• _Exercise directions_
Please write out the material that follows, exactly as it stands.

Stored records
****************************************

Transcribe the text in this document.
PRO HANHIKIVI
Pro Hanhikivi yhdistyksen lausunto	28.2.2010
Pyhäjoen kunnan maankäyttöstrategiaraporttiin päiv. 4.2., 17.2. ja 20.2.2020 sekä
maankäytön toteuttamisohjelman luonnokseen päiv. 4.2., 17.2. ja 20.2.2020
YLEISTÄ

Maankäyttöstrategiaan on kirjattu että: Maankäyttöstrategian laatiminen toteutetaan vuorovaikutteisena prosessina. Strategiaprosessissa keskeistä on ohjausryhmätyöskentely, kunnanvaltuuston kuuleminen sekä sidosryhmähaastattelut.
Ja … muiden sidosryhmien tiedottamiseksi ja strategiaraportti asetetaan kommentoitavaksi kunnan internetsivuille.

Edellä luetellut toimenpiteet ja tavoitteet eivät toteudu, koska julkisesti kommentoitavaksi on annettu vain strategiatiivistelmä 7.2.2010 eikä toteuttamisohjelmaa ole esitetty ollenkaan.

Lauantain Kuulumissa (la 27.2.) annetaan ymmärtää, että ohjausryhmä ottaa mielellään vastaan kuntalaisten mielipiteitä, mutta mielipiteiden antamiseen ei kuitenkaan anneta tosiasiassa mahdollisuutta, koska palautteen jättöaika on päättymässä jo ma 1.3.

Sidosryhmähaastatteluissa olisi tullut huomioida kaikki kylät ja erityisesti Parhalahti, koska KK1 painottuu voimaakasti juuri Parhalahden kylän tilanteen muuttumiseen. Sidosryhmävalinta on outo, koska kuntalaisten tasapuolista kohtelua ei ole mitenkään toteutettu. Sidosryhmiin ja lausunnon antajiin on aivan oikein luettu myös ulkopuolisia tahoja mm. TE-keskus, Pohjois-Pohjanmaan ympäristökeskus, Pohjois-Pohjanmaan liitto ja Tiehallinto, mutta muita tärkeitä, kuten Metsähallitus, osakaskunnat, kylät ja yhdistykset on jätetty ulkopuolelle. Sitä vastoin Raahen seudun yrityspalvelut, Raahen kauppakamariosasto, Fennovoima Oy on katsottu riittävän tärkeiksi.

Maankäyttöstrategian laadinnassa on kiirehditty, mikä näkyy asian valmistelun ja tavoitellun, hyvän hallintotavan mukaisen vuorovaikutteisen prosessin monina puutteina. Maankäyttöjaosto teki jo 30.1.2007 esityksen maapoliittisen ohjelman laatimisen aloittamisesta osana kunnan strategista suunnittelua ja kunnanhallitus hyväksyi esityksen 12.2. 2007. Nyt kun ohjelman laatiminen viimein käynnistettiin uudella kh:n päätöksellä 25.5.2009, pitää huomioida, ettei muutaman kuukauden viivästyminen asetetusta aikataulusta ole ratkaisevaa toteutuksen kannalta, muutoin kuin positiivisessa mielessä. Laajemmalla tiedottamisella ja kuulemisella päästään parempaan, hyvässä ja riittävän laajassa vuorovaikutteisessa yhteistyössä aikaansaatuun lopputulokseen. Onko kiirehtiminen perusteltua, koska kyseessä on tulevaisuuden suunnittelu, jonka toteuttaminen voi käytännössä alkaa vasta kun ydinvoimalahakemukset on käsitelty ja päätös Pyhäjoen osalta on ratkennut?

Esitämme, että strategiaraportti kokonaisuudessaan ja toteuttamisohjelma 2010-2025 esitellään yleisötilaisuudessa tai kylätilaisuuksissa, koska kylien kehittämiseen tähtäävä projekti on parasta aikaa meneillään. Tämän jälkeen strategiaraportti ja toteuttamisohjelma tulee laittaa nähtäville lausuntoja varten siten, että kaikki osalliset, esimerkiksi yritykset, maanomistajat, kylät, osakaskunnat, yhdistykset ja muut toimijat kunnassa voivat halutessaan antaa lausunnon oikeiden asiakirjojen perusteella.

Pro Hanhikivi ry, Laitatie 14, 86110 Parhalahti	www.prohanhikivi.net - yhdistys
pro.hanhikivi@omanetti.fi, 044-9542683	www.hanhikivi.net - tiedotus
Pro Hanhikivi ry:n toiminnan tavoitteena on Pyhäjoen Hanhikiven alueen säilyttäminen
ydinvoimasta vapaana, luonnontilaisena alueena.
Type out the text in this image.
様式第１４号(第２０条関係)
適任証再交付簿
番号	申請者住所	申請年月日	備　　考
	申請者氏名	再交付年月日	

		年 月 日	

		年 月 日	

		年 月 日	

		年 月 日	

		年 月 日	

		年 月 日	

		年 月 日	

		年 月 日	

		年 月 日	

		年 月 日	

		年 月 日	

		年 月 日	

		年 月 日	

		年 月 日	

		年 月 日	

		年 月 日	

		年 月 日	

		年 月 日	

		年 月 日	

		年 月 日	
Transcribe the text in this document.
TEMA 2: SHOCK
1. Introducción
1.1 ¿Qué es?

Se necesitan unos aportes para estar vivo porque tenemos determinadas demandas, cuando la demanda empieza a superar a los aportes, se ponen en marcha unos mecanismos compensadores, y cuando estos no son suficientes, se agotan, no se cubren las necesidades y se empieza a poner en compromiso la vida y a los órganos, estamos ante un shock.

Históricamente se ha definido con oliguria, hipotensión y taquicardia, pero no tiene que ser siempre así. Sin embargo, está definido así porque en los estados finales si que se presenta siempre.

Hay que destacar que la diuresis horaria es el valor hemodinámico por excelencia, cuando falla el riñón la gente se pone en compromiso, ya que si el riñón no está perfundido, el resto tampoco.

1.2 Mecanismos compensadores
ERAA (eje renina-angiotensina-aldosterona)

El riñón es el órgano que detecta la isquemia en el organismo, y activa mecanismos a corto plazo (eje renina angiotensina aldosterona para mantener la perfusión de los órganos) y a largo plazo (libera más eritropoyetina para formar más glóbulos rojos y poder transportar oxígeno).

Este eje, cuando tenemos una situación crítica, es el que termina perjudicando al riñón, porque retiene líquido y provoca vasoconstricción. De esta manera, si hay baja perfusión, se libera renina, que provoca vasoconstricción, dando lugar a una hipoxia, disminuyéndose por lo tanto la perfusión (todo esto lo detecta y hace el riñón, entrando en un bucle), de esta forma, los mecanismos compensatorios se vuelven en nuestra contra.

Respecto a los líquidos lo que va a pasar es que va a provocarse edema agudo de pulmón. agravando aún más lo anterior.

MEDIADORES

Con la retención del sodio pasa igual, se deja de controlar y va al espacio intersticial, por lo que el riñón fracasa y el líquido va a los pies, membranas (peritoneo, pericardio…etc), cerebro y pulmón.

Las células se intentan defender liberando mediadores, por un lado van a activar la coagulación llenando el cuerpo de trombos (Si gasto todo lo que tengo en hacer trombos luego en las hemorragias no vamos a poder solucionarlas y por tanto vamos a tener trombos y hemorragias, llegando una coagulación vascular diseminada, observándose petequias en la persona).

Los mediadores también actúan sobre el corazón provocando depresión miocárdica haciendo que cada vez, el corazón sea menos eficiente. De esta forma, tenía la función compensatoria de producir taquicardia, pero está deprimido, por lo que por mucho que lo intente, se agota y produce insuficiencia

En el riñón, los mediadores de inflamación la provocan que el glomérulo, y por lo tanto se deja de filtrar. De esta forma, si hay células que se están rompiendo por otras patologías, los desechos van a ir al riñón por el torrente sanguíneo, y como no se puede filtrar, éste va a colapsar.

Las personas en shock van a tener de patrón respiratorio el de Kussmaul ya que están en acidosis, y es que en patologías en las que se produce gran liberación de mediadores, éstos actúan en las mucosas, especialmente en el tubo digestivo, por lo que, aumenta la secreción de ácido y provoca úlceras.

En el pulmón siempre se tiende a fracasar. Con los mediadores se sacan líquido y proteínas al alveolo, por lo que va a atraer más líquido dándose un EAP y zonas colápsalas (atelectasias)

****************************************

• _The response_
Transcribe the text in this document.
PRO HANHIKIVI
Pro Hanhikivi yhdistyksen lausunto	28.2.2010
Pyhäjoen kunnan maankäyttöstrategiaraporttiin päiv. 4.2., 17.2. ja 20.2.2020 sekä
maankäytön toteuttamisohjelman luonnokseen päiv. 4.2., 17.2. ja 20.2.2020
YLEISTÄ

Maankäyttöstrategiaan on kirjattu että: Maankäyttöstrategian laatiminen toteutetaan vuorovaikutteisena prosessina. Strategiaprosessissa keskeistä on ohjausryhmätyöskentely, kunnanvaltuuston kuuleminen sekä sidosryhmähaastattelut.
Ja … muiden sidosryhmien tiedottamiseksi ja strategiaraportti asetetaan kommentoitavaksi kunnan internetsivuille.

Edellä luetellut toimenpiteet ja tavoitteet eivät toteudu, koska julkisesti kommentoitavaksi on annettu vain strategiatiivistelmä 7.2.2010 eikä toteuttamisohjelmaa ole esitetty ollenkaan.

Lauantain Kuulumissa (la 27.2.) annetaan ymmärtää, että ohjausryhmä ottaa mielellään vastaan kuntalaisten mielipiteitä, mutta mielipiteiden antamiseen ei kuitenkaan anneta tosiasiassa mahdollisuutta, koska palautteen jättöaika on päättymässä jo ma 1.3.

Sidosryhmähaastatteluissa olisi tullut huomioida kaikki kylät ja erityisesti Parhalahti, koska KK1 painottuu voimaakasti juuri Parhalahden kylän tilanteen muuttumiseen. Sidosryhmävalinta on outo, koska kuntalaisten tasapuolista kohtelua ei ole mitenkään toteutettu. Sidosryhmiin ja lausunnon antajiin on aivan oikein luettu myös ulkopuolisia tahoja mm. TE-keskus, Pohjois-Pohjanmaan ympäristökeskus, Pohjois-Pohjanmaan liitto ja Tiehallinto, mutta muita tärkeitä, kuten Metsähallitus, osakaskunnat, kylät ja yhdistykset on jätetty ulkopuolelle. Sitä vastoin Raahen seudun yrityspalvelut, Raahen kauppakamariosasto, Fennovoima Oy on katsottu riittävän tärkeiksi.

Maankäyttöstrategian laadinnassa on kiirehditty, mikä näkyy asian valmistelun ja tavoitellun, hyvän hallintotavan mukaisen vuorovaikutteisen prosessin monina puutteina. Maankäyttöjaosto teki jo 30.1.2007 esityksen maapoliittisen ohjelman laatimisen aloittamisesta osana kunnan strategista suunnittelua ja kunnanhallitus hyväksyi esityksen 12.2. 2007. Nyt kun ohjelman laatiminen viimein käynnistettiin uudella kh:n päätöksellä 25.5.2009, pitää huomioida, ettei muutaman kuukauden viivästyminen asetetusta aikataulusta ole ratkaisevaa toteutuksen kannalta, muutoin kuin positiivisessa mielessä. Laajemmalla tiedottamisella ja kuulemisella päästään parempaan, hyvässä ja riittävän laajassa vuorovaikutteisessa yhteistyössä aikaansaatuun lopputulokseen. Onko kiirehtiminen perusteltua, koska kyseessä on tulevaisuuden suunnittelu, jonka toteuttaminen voi käytännössä alkaa vasta kun ydinvoimalahakemukset on käsitelty ja päätös Pyhäjoen osalta on ratkennut?

Esitämme, että strategiaraportti kokonaisuudessaan ja toteuttamisohjelma 2010-2025 esitellään yleisötilaisuudessa tai kylätilaisuuksissa, koska kylien kehittämiseen tähtäävä projekti on parasta aikaa meneillään. Tämän jälkeen strategiaraportti ja toteuttamisohjelma tulee laittaa nähtäville lausuntoja varten siten, että kaikki osalliset, esimerkiksi yritykset, maanomistajat, kylät, osakaskunnat, yhdistykset ja muut toimijat kunnassa voivat halutessaan antaa lausunnon oikeiden asiakirjojen perusteella.

Pro Hanhikivi ry, Laitatie 14, 86110 Parhalahti	www.prohanhikivi.net - yhdistys
pro.hanhikivi@omanetti.fi, 044-9542683	www.hanhikivi.net - tiedotus
Pro Hanhikivi ry:n toiminnan tavoitteena on Pyhäjoen Hanhikiven alueen säilyttäminen
ydinvoimasta vapaana, luonnontilaisena alueena.
Type out the text in this image.
様式第１４号(第２０条関係)
適任証再交付簿
番号	申請者住所	申請年月日	備　　考
	申請者氏名	再交付年月日	

		年 月 日	

		年 月 日	

		年 月 日	

		年 月 日	

		年 月 日	

		年 月 日	

		年 月 日	

		年 月 日	

		年 月 日	

		年 月 日	

		年 月 日	

		年 月 日	

		年 月 日	

		年 月 日	

		年 月 日	

		年 月 日	

		年 月 日	

		年 月 日	

		年 月 日	

		年 月 日	
Transcribe the text in this document.
TEMA 2: SHOCK
1. Introducción
1.1 ¿Qué es?

Se necesitan unos aportes para estar vivo porque tenemos determinadas demandas, cuando la demanda empieza a superar a los aportes, se ponen en marcha unos mecanismos compensadores, y cuando estos no son suficientes, se agotan, no se cubren las necesidades y se empieza a poner en compromiso la vida y a los órganos, estamos ante un shock.

Históricamente se ha definido con oliguria, hipotensión y taquicardia, pero no tiene que ser siempre así. Sin embargo, está definido así porque en los estados finales si que se presenta siempre.

Hay que destacar que la diuresis horaria es el valor hemodinámico por excelencia, cuando falla el riñón la gente se pone en compromiso, ya que si el riñón no está perfundido, el resto tampoco.

1.2 Mecanismos compensadores
ERAA (eje renina-angiotensina-aldosterona)

El riñón es el órgano que detecta la isquemia en el organismo, y activa mecanismos a corto plazo (eje renina angiotensina aldosterona para mantener la perfusión de los órganos) y a largo plazo (libera más eritropoyetina para formar más glóbulos rojos y poder transportar oxígeno).

Este eje, cuando tenemos una situación crítica, es el que termina perjudicando al riñón, porque retiene líquido y provoca vasoconstricción. De esta manera, si hay baja perfusión, se libera renina, que provoca vasoconstricción, dando lugar a una hipoxia, disminuyéndose por lo tanto la perfusión (todo esto lo detecta y hace el riñón, entrando en un bucle), de esta forma, los mecanismos compensatorios se vuelven en nuestra contra.

Respecto a los líquidos lo que va a pasar es que va a provocarse edema agudo de pulmón. agravando aún más lo anterior.

MEDIADORES

Con la retención del sodio pasa igual, se deja de controlar y va al espacio intersticial, por lo que el riñón fracasa y el líquido va a los pies, membranas (peritoneo, pericardio…etc), cerebro y pulmón.

Las células se intentan defender liberando mediadores, por un lado van a activar la coagulación llenando el cuerpo de trombos (Si gasto todo lo que tengo en hacer trombos luego en las hemorragias no vamos a poder solucionarlas y por tanto vamos a tener trombos y hemorragias, llegando una coagulación vascular diseminada, observándose petequias en la persona).

Los mediadores también actúan sobre el corazón provocando depresión miocárdica haciendo que cada vez, el corazón sea menos eficiente. De esta forma, tenía la función compensatoria de producir taquicardia, pero está deprimido, por lo que por mucho que lo intente, se agota y produce insuficiencia

En el riñón, los mediadores de inflamación la provocan que el glomérulo, y por lo tanto se deja de filtrar. De esta forma, si hay células que se están rompiendo por otras patologías, los desechos van a ir al riñón por el torrente sanguíneo, y como no se puede filtrar, éste va a colapsar.

Las personas en shock van a tener de patrón respiratorio el de Kussmaul ya que están en acidosis, y es que en patologías en las que se produce gran liberación de mediadores, éstos actúan en las mucosas, especialmente en el tubo digestivo, por lo que, aumenta la secreción de ácido y provoca úlceras.

En el pulmón siempre se tiende a fracasar. Con los mediadores se sacan líquido y proteínas al alveolo, por lo que va a atraer más líquido dándose un EAP y zonas colápsalas (atelectasias)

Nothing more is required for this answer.